■ PROBLEM REQUIREMENTS ■
Return every line of the data below that includes the string "того".

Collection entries
-*-*-
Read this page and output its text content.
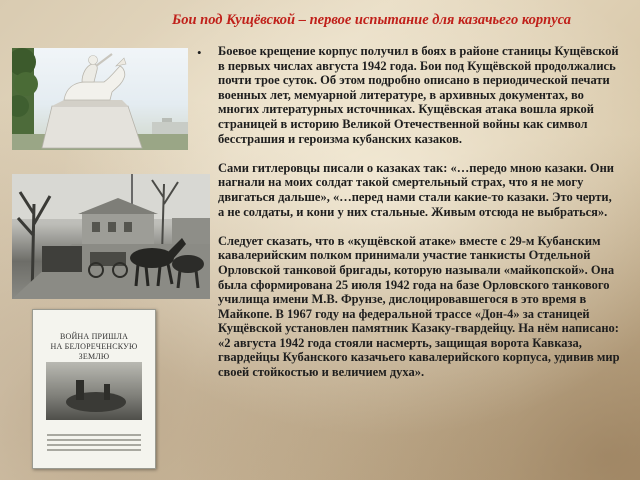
Бои под Кущёвской – первое испытание для казачьего корпуса
ВОЙНА ПРИШЛА
НА БЕЛОРЕЧЕНСКУЮ ЗЕМЛЮ
• Боевое крещение корпус получил в боях в районе станицы Кущёвской в первых числах августа 1942 года. Бои под Кущёвской продолжались почти трое суток. Об этом подробно описано в периодической печати военных лет, мемуарной литературе, в архивных документах, во многих литературных источниках. Кущёвская атака вошла яркой страницей в историю Великой Отечественной войны как символ бесстрашия и героизма кубанских казаков.

Сами гитлеровцы писали о казаках так: «…передо мною казаки. Они нагнали на моих солдат такой смертельный страх, что я не могу двигаться дальше», «…перед нами стали какие-то казаки. Это черти, а не солдаты, и кони у них стальные. Живым отсюда не выбраться».

Следует сказать, что в «кущёвской атаке» вместе с 29-м Кубанским кавалерийским полком принимали участие танкисты Отдельной Орловской танковой бригады, которую называли «майкопской». Она была сформирована 25 июля 1942 года на базе Орловского танкового училища имени М.В. Фрунзе, дислоцировавшегося в это время в Майкопе. В 1967 году на федеральной трассе «Дон-4» за станицей Кущёвской установлен памятник Казаку-гвардейцу. На нём написано: «2 августа 1942 года стояли насмерть, защищая ворота Кавказа, гвардейцы Кубанского казачьего кавалерийского корпуса, удивив мир своей стойкостью и величием духа».
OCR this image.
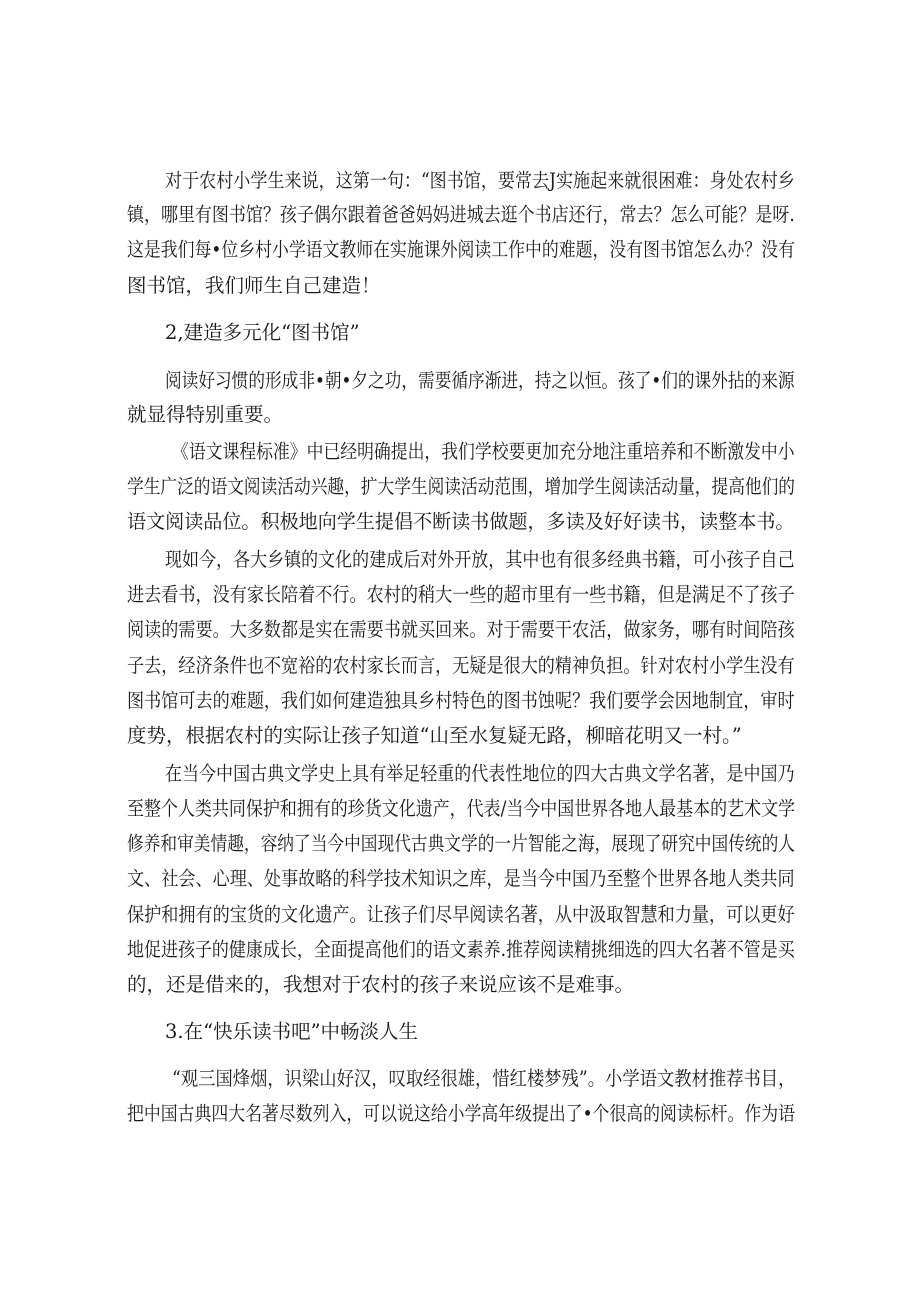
对于农村小学生来说，这第一句：“图书馆，要常去J实施起来就很困难：身处农村乡
镇，哪里有图书馆？孩子偶尔跟着爸爸妈妈进城去逛个书店还行，常去？怎么可能？是呀.
这是我们每•位乡村小学语文教师在实施课外阅读工作中的难题，没有图书馆怎么办？没有
图书馆，我们师生自己建造！
2,建造多元化“图书馆”
阅读好习惯的形成非•朝•夕之功，需要循序渐进，持之以恒。孩了•们的课外拈的来源
就显得特别重要。
《语文课程标准》中已经明确提出，我们学校要更加充分地注重培养和不断激发中小
学生广泛的语文阅读活动兴趣，扩大学生阅读活动范围，增加学生阅读活动量，提高他们的
语文阅读品位。积极地向学生提倡不断读书做题，多读及好好读书，读整本书。
现如今，各大乡镇的文化的建成后对外开放，其中也有很多经典书籍，可小孩子自己
进去看书，没有家长陪着不行。农村的稍大一些的超市里有一些书籍，但是满足不了孩子
阅读的需要。大多数都是实在需要书就买回来。对于需要干农活，做家务，哪有时间陪孩
子去，经济条件也不宽裕的农村家长而言，无疑是很大的精神负担。针对农村小学生没有
图书馆可去的难题，我们如何建造独具乡村特色的图书蚀呢？我们要学会因地制宜，审时
度势，根据农村的实际让孩子知道“山至水复疑无路，柳暗花明又一村。”
在当今中国古典文学史上具有举足轻重的代表性地位的四大古典文学名著，是中国乃
至整个人类共同保护和拥有的珍货文化遗产，代表/当今中国世界各地人最基本的艺术文学
修养和审美情趣，容纳了当今中国现代古典文学的一片智能之海，展现了研究中国传统的人
文、社会、心理、处事故略的科学技术知识之库，是当今中国乃至整个世界各地人类共同
保护和拥有的宝货的文化遗产。让孩子们尽早阅读名著，从中汲取智慧和力量，可以更好
地促进孩子的健康成长，全面提高他们的语文素养.推荐阅读精挑细选的四大名著不管是买
的，还是借来的，我想对于农村的孩子来说应该不是难事。
3.在“快乐读书吧”中畅淡人生
“观三国烽烟，识梁山好汉，叹取经很雄，惜红楼梦残”。小学语文教材推荐书目，
把中国古典四大名著尽数列入，可以说这给小学高年级提出了•个很高的阅读标杆。作为语
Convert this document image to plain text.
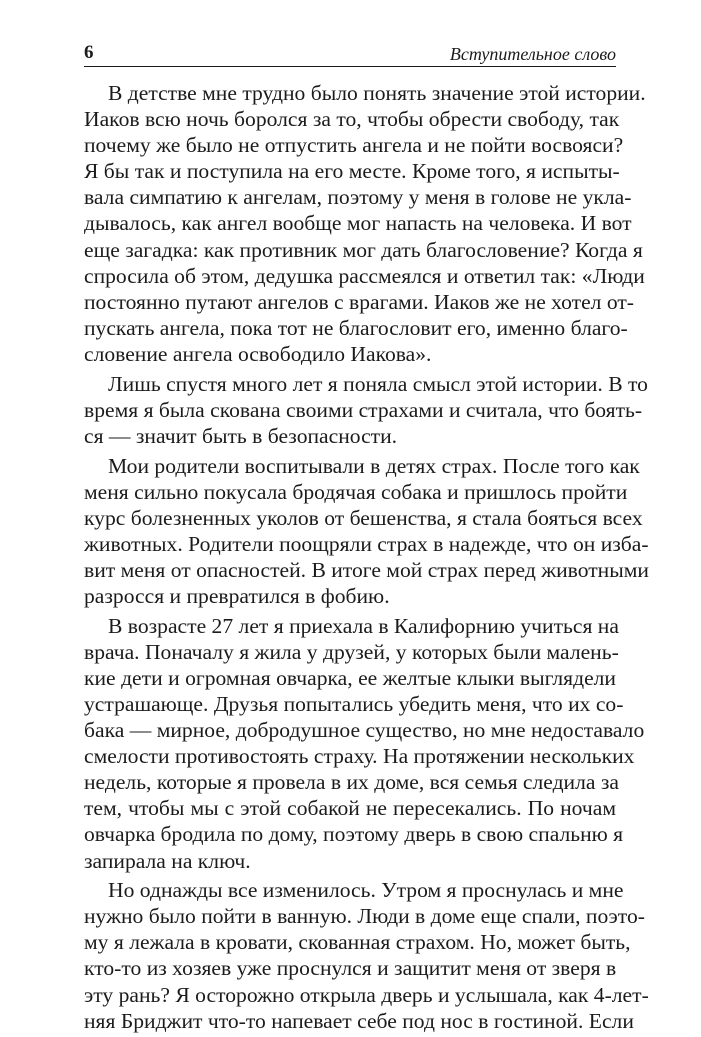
6	Вступительное слово
В детстве мне трудно было понять значение этой истории.
Иаков всю ночь боролся за то, чтобы обрести свободу, так
почему же было не отпустить ангела и не пойти восвояси?
Я бы так и поступила на его месте. Кроме того, я испыты-
вала симпатию к ангелам, поэтому у меня в голове не укла-
дывалось, как ангел вообще мог напасть на человека. И вот
еще загадка: как противник мог дать благословение? Когда я
спросила об этом, дедушка рассмеялся и ответил так: «Люди
постоянно путают ангелов с врагами. Иаков же не хотел от-
пускать ангела, пока тот не благословит его, именно благо-
словение ангела освободило Иакова».
Лишь спустя много лет я поняла смысл этой истории. В то
время я была скована своими страхами и считала, что боять-
ся — значит быть в безопасности.
Мои родители воспитывали в детях страх. После того как
меня сильно покусала бродячая собака и пришлось пройти
курс болезненных уколов от бешенства, я стала бояться всех
животных. Родители поощряли страх в надежде, что он изба-
вит меня от опасностей. В итоге мой страх перед животными
разросся и превратился в фобию.
В возрасте 27 лет я приехала в Калифорнию учиться на
врача. Поначалу я жила у друзей, у которых были малень-
кие дети и огромная овчарка, ее желтые клыки выглядели
устрашающе. Друзья попытались убедить меня, что их со-
бака — мирное, добродушное существо, но мне недоставало
смелости противостоять страху. На протяжении нескольких
недель, которые я провела в их доме, вся семья следила за
тем, чтобы мы с этой собакой не пересекались. По ночам
овчарка бродила по дому, поэтому дверь в свою спальню я
запирала на ключ.
Но однажды все изменилось. Утром я проснулась и мне
нужно было пойти в ванную. Люди в доме еще спали, поэто-
му я лежала в кровати, скованная страхом. Но, может быть,
кто-то из хозяев уже проснулся и защитит меня от зверя в
эту рань? Я осторожно открыла дверь и услышала, как 4-лет-
няя Бриджит что-то напевает себе под нос в гостиной. Если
-*-*-
■ ANSWER IN FULL ■
Я бы так и поступила на его месте. Кроме того, я испыты-
Мои родители воспитывали в детях страх. После того как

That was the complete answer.